__Extracted material__

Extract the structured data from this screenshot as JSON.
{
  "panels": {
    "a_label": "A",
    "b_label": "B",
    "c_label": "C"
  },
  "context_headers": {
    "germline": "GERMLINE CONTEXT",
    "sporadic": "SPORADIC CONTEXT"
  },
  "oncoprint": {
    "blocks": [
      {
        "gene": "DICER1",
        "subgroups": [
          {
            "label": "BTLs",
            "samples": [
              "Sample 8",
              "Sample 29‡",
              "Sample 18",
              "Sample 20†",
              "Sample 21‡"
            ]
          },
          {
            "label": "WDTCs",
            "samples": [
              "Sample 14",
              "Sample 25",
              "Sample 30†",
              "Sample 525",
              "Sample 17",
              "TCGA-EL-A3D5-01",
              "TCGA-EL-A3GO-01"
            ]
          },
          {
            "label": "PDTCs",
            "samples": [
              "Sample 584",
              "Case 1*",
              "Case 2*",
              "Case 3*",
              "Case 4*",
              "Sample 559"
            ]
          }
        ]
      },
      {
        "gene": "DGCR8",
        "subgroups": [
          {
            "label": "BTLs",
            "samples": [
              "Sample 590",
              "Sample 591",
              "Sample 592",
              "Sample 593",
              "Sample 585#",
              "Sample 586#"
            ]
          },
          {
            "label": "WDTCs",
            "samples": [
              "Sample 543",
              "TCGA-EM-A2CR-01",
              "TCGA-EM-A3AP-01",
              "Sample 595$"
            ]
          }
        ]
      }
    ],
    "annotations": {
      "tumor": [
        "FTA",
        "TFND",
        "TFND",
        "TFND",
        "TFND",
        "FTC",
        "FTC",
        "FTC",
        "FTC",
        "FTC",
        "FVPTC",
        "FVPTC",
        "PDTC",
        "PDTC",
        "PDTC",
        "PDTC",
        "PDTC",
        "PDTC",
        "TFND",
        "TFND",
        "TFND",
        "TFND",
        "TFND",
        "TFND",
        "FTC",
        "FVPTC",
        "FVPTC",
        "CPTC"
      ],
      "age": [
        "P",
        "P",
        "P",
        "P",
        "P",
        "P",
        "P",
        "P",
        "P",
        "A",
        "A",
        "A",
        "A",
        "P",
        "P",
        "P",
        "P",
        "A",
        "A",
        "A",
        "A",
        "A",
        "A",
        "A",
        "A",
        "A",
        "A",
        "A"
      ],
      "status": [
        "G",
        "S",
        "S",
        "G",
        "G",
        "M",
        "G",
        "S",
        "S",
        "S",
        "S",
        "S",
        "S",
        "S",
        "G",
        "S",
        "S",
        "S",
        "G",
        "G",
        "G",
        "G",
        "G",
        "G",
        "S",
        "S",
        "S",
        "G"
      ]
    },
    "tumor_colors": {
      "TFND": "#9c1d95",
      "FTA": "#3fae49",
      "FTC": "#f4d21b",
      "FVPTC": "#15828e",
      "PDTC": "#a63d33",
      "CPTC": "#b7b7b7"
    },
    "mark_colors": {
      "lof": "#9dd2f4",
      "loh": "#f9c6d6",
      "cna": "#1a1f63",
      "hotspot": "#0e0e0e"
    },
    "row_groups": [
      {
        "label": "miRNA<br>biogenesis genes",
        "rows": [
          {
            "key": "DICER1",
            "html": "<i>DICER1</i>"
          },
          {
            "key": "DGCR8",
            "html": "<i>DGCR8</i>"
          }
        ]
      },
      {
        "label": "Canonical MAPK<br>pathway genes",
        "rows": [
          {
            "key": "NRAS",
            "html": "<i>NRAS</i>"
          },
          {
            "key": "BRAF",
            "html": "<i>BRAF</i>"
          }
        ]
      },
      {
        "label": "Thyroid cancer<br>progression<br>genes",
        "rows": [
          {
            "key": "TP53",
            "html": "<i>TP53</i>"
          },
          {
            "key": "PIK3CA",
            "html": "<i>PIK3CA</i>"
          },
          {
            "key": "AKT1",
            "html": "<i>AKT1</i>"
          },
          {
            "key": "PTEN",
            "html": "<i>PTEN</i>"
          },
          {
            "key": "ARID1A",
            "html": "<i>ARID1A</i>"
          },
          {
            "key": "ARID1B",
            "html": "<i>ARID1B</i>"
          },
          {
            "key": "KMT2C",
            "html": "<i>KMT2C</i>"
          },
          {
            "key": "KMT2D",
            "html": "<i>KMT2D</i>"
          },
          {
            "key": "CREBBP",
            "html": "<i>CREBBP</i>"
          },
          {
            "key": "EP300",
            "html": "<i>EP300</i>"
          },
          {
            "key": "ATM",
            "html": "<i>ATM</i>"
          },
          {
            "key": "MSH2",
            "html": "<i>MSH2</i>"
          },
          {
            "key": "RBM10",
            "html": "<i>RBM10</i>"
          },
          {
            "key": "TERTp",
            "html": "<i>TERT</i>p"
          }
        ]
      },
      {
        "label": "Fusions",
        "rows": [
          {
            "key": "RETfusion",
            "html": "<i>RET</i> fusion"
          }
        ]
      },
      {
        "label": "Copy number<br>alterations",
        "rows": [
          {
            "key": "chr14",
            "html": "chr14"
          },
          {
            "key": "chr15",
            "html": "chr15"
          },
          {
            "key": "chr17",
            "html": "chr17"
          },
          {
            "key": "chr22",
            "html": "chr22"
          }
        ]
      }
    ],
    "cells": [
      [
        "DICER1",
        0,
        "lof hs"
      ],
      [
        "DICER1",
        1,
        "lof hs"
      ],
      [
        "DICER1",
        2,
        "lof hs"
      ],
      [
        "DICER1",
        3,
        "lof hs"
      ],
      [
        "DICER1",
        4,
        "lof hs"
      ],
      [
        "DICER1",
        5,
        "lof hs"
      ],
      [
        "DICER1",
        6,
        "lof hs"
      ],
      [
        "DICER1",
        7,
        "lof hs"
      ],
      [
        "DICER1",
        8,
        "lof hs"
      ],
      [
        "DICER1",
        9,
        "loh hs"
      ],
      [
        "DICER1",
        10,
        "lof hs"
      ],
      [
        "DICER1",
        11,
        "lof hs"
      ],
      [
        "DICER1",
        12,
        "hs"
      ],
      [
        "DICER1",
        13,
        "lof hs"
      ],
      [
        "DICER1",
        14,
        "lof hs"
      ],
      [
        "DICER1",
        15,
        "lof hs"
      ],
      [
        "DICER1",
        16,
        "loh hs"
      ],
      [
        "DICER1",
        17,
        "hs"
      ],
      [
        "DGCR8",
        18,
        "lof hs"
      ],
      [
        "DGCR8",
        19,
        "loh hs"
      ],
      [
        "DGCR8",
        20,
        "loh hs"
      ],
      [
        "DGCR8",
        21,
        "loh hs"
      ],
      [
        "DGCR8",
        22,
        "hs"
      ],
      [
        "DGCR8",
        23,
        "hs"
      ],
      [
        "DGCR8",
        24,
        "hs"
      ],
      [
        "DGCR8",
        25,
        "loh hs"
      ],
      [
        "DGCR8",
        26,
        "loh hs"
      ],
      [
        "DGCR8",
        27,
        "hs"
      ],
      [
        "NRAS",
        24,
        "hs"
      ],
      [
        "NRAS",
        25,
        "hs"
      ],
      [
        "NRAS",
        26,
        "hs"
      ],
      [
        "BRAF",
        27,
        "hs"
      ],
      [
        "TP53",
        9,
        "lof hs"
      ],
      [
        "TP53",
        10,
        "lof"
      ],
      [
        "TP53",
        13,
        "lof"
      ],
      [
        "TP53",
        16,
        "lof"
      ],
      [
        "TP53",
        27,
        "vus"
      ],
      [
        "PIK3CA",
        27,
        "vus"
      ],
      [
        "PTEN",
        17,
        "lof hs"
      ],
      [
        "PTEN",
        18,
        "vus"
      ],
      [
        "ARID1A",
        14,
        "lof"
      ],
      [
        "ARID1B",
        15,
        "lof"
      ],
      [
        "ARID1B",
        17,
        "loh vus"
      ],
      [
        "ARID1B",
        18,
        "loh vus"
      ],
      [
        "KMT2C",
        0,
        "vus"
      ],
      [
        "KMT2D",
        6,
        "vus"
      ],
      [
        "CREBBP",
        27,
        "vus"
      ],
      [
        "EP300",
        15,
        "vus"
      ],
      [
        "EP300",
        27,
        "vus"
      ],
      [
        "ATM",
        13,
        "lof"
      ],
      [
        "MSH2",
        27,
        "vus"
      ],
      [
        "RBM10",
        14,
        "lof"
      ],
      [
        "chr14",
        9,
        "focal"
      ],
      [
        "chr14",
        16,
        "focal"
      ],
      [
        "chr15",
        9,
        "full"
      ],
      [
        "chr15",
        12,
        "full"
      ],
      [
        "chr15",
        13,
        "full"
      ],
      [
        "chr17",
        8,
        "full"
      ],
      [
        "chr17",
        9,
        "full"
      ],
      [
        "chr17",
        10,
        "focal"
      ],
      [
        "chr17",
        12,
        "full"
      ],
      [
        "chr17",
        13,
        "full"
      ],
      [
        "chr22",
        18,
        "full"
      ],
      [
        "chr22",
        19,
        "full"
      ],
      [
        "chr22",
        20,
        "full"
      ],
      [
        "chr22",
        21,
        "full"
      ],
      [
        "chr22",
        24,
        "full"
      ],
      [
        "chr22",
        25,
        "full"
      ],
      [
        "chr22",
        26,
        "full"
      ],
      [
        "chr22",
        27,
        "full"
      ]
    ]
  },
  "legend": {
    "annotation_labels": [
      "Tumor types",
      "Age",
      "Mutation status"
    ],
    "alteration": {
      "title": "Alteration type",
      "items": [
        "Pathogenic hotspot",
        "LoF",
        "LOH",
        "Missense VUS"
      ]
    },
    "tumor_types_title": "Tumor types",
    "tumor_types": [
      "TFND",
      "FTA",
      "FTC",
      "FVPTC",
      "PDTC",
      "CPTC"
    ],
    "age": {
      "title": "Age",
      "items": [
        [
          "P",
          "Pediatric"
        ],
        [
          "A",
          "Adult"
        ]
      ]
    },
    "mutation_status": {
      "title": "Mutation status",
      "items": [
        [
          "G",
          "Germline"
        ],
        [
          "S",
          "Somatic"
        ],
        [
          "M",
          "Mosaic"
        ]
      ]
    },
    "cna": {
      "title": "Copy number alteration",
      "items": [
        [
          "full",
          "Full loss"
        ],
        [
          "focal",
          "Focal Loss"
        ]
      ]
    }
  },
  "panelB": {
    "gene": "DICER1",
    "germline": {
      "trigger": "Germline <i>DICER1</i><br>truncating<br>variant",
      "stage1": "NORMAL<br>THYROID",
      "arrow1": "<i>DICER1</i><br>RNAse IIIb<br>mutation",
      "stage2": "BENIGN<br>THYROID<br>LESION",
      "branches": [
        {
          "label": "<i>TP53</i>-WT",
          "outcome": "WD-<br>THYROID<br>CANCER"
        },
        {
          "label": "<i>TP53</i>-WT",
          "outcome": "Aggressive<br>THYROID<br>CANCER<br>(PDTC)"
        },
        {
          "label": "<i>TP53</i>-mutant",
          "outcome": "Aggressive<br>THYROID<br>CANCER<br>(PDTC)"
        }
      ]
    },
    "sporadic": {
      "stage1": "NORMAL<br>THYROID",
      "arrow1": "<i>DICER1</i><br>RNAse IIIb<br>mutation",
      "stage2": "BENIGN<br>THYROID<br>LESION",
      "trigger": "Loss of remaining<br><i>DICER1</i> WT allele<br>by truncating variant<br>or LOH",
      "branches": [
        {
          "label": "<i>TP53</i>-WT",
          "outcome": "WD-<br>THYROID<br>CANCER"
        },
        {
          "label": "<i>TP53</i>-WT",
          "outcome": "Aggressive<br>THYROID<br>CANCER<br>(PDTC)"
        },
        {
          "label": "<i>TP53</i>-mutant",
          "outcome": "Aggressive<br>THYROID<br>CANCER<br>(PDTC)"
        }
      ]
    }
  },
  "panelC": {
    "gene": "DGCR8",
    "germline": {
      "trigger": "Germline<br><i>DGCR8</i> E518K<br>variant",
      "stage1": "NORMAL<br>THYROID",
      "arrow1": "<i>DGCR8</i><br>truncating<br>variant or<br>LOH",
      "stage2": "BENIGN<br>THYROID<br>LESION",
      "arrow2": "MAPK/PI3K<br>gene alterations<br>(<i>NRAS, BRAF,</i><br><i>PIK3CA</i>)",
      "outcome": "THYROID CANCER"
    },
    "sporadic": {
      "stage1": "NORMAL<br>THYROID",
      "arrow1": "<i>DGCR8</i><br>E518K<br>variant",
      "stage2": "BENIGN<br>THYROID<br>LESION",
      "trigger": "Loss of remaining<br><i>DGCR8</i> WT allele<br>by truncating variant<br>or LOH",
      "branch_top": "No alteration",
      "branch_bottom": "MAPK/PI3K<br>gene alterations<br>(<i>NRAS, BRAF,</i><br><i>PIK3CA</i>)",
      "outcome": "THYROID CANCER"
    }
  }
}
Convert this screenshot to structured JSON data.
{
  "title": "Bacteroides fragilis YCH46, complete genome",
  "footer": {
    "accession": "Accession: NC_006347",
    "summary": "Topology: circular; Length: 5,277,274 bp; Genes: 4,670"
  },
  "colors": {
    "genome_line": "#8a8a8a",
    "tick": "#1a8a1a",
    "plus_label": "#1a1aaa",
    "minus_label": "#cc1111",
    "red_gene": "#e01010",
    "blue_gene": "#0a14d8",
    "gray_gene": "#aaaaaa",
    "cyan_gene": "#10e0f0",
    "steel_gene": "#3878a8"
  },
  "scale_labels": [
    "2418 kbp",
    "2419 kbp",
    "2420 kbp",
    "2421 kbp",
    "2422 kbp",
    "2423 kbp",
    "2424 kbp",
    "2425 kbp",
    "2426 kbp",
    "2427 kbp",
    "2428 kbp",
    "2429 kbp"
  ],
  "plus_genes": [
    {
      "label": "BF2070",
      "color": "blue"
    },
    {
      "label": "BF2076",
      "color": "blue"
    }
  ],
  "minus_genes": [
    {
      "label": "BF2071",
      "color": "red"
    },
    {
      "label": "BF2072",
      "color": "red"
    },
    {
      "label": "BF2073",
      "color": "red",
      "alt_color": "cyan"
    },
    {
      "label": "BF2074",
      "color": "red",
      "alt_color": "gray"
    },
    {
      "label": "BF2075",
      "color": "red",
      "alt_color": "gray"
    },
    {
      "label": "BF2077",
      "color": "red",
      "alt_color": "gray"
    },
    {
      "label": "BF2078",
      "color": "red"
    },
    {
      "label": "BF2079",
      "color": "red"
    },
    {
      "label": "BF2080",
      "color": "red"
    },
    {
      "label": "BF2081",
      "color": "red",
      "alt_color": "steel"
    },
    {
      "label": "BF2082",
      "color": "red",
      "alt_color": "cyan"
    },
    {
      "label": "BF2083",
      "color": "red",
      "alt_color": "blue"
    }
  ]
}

__What you should do__
The lines to copy are those in the listing that contain "alterations".

__Exercise output__
        "label": "Copy number<br>alterations",
      "arrow2": "MAPK/PI3K<br>gene alterations<br>(<i>NRAS, BRAF,</i><br><i>PIK3CA</i>)",
      "branch_bottom": "MAPK/PI3K<br>gene alterations<br>(<i>NRAS, BRAF,</i><br><i>PIK3CA</i>)",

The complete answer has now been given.